### Written exercise
Convert the lines below, starting at the first one and ending at the line that contains "- directory-entry: Noble, Edward", with both included, into a JSON list of strings. Use one string per line and leave out any blank lines.

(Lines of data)

--- --- ---

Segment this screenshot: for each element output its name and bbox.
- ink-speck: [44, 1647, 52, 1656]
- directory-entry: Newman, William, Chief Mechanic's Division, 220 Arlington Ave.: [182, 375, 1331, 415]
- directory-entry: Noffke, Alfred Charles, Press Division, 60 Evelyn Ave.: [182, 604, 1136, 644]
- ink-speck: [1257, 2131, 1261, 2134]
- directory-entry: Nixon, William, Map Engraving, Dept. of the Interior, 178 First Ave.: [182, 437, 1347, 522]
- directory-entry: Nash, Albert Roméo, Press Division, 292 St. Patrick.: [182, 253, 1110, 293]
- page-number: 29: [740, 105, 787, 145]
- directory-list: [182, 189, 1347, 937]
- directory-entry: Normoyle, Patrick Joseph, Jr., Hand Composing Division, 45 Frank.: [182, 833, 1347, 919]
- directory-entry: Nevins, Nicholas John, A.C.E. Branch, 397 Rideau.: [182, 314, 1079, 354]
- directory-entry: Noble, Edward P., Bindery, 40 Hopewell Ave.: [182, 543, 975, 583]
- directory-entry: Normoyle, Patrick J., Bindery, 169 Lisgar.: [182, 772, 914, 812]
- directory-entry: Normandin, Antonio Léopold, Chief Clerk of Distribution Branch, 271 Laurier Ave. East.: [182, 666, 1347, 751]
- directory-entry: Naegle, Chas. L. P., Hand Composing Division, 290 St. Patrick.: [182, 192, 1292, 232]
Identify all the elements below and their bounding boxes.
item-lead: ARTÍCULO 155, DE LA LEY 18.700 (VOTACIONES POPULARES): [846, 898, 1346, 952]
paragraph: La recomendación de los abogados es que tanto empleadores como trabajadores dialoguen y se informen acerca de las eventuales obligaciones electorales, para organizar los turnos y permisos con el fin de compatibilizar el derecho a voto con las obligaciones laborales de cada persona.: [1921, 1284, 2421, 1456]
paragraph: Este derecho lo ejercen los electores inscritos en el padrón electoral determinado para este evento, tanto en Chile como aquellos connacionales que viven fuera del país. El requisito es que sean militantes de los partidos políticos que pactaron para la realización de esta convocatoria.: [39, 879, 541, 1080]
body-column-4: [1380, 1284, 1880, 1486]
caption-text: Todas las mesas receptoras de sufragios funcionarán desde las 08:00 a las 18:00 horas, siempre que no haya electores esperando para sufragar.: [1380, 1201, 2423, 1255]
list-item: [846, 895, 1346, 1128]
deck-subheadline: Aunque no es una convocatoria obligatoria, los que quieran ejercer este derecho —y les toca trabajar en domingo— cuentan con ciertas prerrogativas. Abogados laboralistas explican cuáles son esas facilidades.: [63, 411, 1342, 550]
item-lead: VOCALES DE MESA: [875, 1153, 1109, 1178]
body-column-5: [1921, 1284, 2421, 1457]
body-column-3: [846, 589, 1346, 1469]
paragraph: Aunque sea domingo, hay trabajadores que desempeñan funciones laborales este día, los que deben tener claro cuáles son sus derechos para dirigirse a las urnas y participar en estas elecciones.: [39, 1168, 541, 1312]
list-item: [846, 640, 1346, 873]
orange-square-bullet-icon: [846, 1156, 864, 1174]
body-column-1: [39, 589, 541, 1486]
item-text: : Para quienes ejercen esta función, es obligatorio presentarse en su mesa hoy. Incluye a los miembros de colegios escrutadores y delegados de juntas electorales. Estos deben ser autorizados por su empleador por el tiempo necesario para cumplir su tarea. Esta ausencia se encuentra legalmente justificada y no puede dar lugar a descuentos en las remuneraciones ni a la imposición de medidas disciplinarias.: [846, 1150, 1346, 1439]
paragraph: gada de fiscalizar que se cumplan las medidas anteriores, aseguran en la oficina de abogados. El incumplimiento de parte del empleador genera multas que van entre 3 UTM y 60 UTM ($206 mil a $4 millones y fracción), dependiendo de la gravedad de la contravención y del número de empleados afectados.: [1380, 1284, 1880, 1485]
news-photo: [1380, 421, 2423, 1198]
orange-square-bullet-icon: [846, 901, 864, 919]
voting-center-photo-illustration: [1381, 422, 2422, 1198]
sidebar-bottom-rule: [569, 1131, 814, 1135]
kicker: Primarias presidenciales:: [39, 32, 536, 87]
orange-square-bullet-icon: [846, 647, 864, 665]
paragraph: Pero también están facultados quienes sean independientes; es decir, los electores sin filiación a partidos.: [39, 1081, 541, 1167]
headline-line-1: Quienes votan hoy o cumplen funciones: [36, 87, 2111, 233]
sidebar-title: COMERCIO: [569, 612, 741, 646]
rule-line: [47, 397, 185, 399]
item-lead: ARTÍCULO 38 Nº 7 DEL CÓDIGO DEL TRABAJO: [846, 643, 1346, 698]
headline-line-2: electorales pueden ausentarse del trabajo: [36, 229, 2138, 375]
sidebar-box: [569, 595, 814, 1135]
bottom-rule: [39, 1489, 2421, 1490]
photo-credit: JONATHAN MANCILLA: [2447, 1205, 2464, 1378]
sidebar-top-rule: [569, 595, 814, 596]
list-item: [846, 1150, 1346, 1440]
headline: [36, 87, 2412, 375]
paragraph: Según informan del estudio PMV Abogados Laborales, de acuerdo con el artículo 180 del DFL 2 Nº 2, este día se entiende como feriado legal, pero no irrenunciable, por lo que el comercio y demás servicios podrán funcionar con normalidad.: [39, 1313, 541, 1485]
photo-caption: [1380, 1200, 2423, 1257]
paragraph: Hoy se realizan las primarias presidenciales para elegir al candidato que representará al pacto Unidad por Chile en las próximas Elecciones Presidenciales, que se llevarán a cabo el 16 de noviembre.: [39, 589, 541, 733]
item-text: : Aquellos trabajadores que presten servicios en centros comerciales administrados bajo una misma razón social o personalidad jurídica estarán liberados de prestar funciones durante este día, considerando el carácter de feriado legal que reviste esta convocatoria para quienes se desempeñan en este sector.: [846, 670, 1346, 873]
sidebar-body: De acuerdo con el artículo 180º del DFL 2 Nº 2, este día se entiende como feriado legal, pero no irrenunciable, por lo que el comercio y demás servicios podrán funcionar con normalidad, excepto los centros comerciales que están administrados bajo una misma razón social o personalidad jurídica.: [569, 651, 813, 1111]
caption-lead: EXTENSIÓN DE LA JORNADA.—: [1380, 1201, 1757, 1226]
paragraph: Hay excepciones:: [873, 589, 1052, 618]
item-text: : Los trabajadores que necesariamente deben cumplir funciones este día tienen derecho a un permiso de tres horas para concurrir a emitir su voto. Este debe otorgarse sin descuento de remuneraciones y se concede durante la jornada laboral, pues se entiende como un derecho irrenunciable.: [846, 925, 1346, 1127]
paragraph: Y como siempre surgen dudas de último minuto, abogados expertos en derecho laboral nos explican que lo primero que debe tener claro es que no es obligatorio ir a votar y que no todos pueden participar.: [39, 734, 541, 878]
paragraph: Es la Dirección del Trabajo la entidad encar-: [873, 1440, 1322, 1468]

--- --- ---

### Task result
[
  "Segment this screenshot: for each element output its name and bbox.",
  "- ink-speck: [44, 1647, 52, 1656]",
  "- directory-entry: Newman, William, Chief Mechanic's Division, 220 Arlington Ave.: [182, 375, 1331, 415]",
  "- directory-entry: Noffke, Alfred Charles, Press Division, 60 Evelyn Ave.: [182, 604, 1136, 644]",
  "- ink-speck: [1257, 2131, 1261, 2134]",
  "- directory-entry: Nixon, William, Map Engraving, Dept. of the Interior, 178 First Ave.: [182, 437, 1347, 522]",
  "- directory-entry: Nash, Albert Roméo, Press Division, 292 St. Patrick.: [182, 253, 1110, 293]",
  "- page-number: 29: [740, 105, 787, 145]",
  "- directory-list: [182, 189, 1347, 937]",
  "- directory-entry: Normoyle, Patrick Joseph, Jr., Hand Composing Division, 45 Frank.: [182, 833, 1347, 919]",
  "- directory-entry: Nevins, Nicholas John, A.C.E. Branch, 397 Rideau.: [182, 314, 1079, 354]",
  "- directory-entry: Noble, Edward P., Bindery, 40 Hopewell Ave.: [182, 543, 975, 583]"
]